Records

** START **

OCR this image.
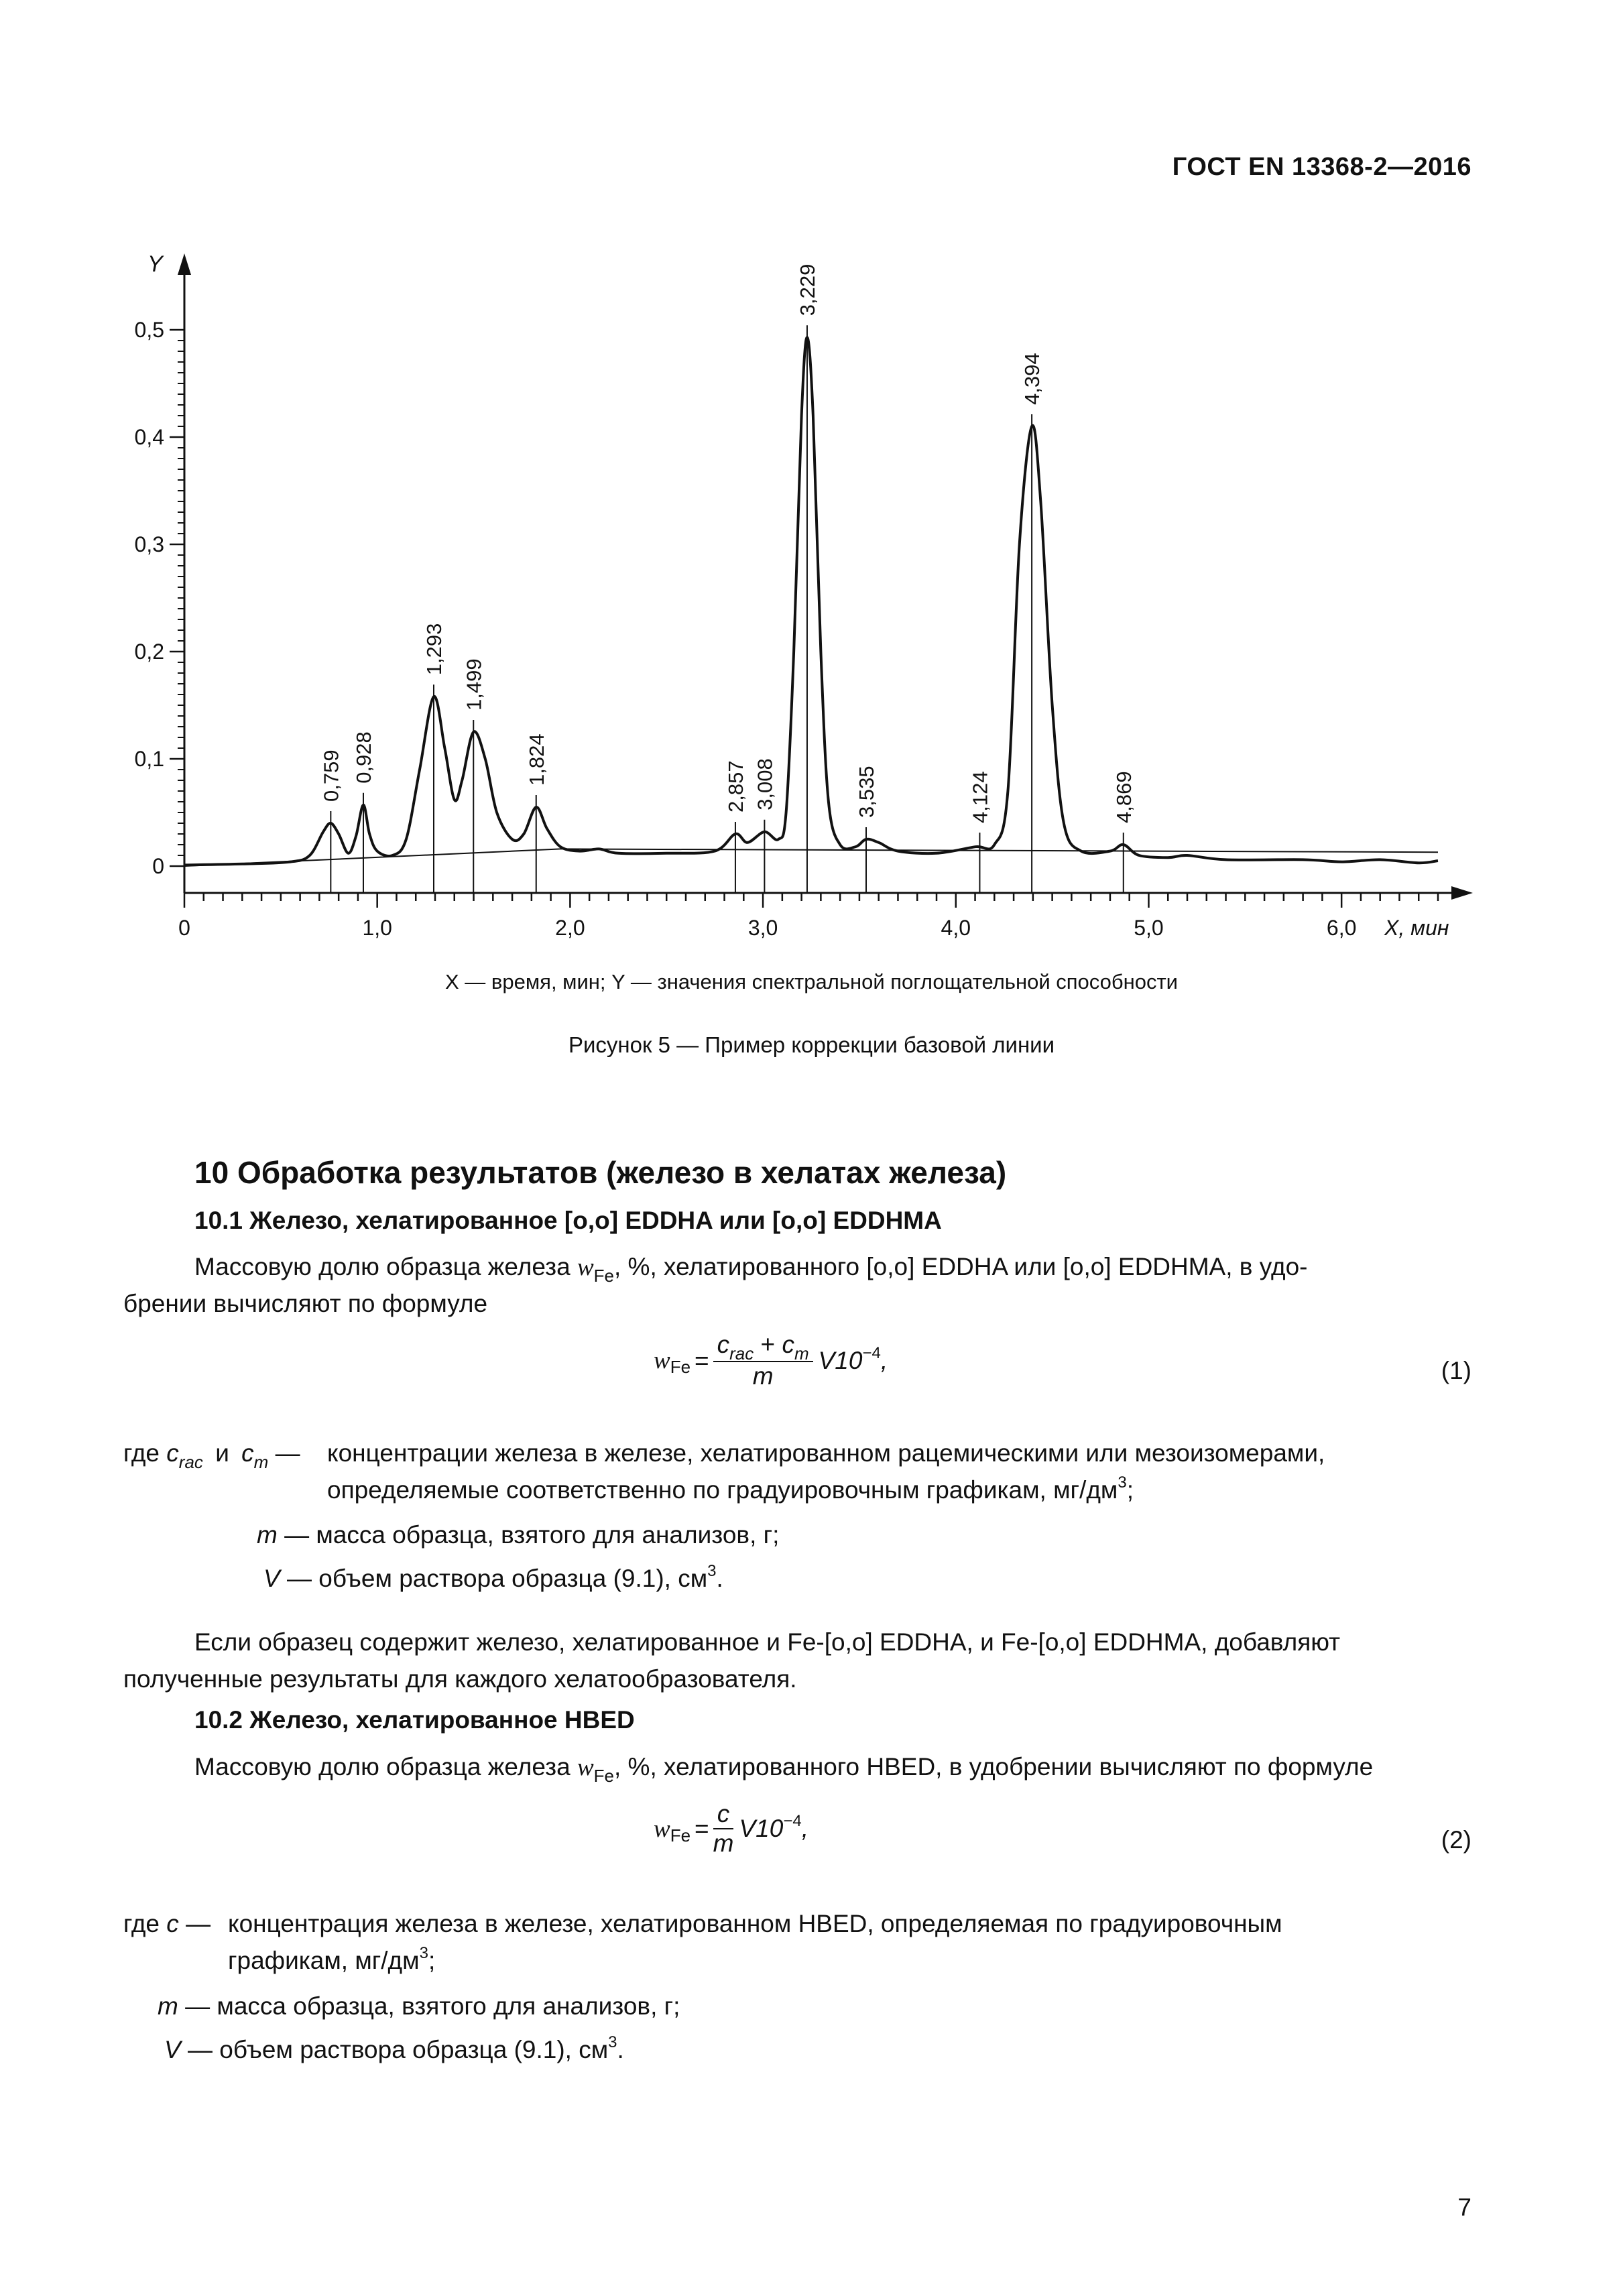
ГОСТ EN 13368-2—2016
Y
X, мин
0
0,1
0,2
0,3
0,4
0,5
0	1,0	2,0	3,0	4,0	5,0	6,0
0,759 0,928
1,293
1,499
1,824
2,857 3,008
3,229
3,535	4,124
4,394
4,869
X — время, мин; Y — значения спектральной поглощательной способности
Рисунок 5 — Пример коррекции базовой линии
10 Обработка результатов (железо в хелатах железа)
10.1 Железо, хелатированное [o,o] EDDHA или [o,o] EDDHMA
Массовую долю образца железа $w_{Fe}$, %, хелатированного [o,o] EDDHA или [o,o] EDDHMA, в удо-
брении вычисляют по формуле
w $Fe = \frac{c_{rac} + c_m}{m} V10^{-4}$,	(1)
где $c_{rac}$ и $c_m$ — концентрации железа в железе, хелатированном рацемическими или мезоизомерами,
определяемые соответственно по градуировочным графикам, $мг/дм^3$;
m — масса образца, взятого для анализов, г;
V — объем раствора образца (9.1), $см^3$.
Если образец содержит железо, хелатированное и Fe-[o,o] EDDHA, и Fe-[o,o] EDDHMA, добавляют
полученные результаты для каждого хелатообразователя.
10.2 Железо, хелатированное HBED
Массовую долю образца железа $w_{Fe}$, %, хелатированного HBED, в удобрении вычисляют по формуле
w $Fe = \frac{c}{m} V10^{-4}$,	(2)
где c — концентрация железа в железе, хелатированном HBED, определяемая по градуировочным
графикам, $мг/дм^3$;
m — масса образца, взятого для анализов, г;
V — объем раствора образца (9.1), $см^3$.
7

** END **

## Set problem
Images do not belong in the copy; reproduce all other parts of the records above verbatim.

## Answer for this exercise
OCR this image.
ГОСТ EN 13368-2—2016
Y
X, мин
0
0,1
0,2
0,3
0,4
0,5
0	1,0	2,0	3,0	4,0	5,0	6,0
0,759 0,928
1,293
1,499
1,824
2,857 3,008
3,229
3,535	4,124
4,394
4,869
X — время, мин; Y — значения спектральной поглощательной способности
Рисунок 5 — Пример коррекции базовой линии
10 Обработка результатов (железо в хелатах железа)
10.1 Железо, хелатированное [o,o] EDDHA или [o,o] EDDHMA
Массовую долю образца железа $w_{Fe}$, %, хелатированного [o,o] EDDHA или [o,o] EDDHMA, в удо-
брении вычисляют по формуле
w $Fe = \frac{c_{rac} + c_m}{m} V10^{-4}$,	(1)
где $c_{rac}$ и $c_m$ — концентрации железа в железе, хелатированном рацемическими или мезоизомерами,
определяемые соответственно по градуировочным графикам, $мг/дм^3$;
m — масса образца, взятого для анализов, г;
V — объем раствора образца (9.1), $см^3$.
Если образец содержит железо, хелатированное и Fe-[o,o] EDDHA, и Fe-[o,o] EDDHMA, добавляют
полученные результаты для каждого хелатообразователя.
10.2 Железо, хелатированное HBED
Массовую долю образца железа $w_{Fe}$, %, хелатированного HBED, в удобрении вычисляют по формуле
w $Fe = \frac{c}{m} V10^{-4}$,	(2)
где c — концентрация железа в железе, хелатированном HBED, определяемая по градуировочным
графикам, $мг/дм^3$;
m — масса образца, взятого для анализов, г;
V — объем раствора образца (9.1), $см^3$.
7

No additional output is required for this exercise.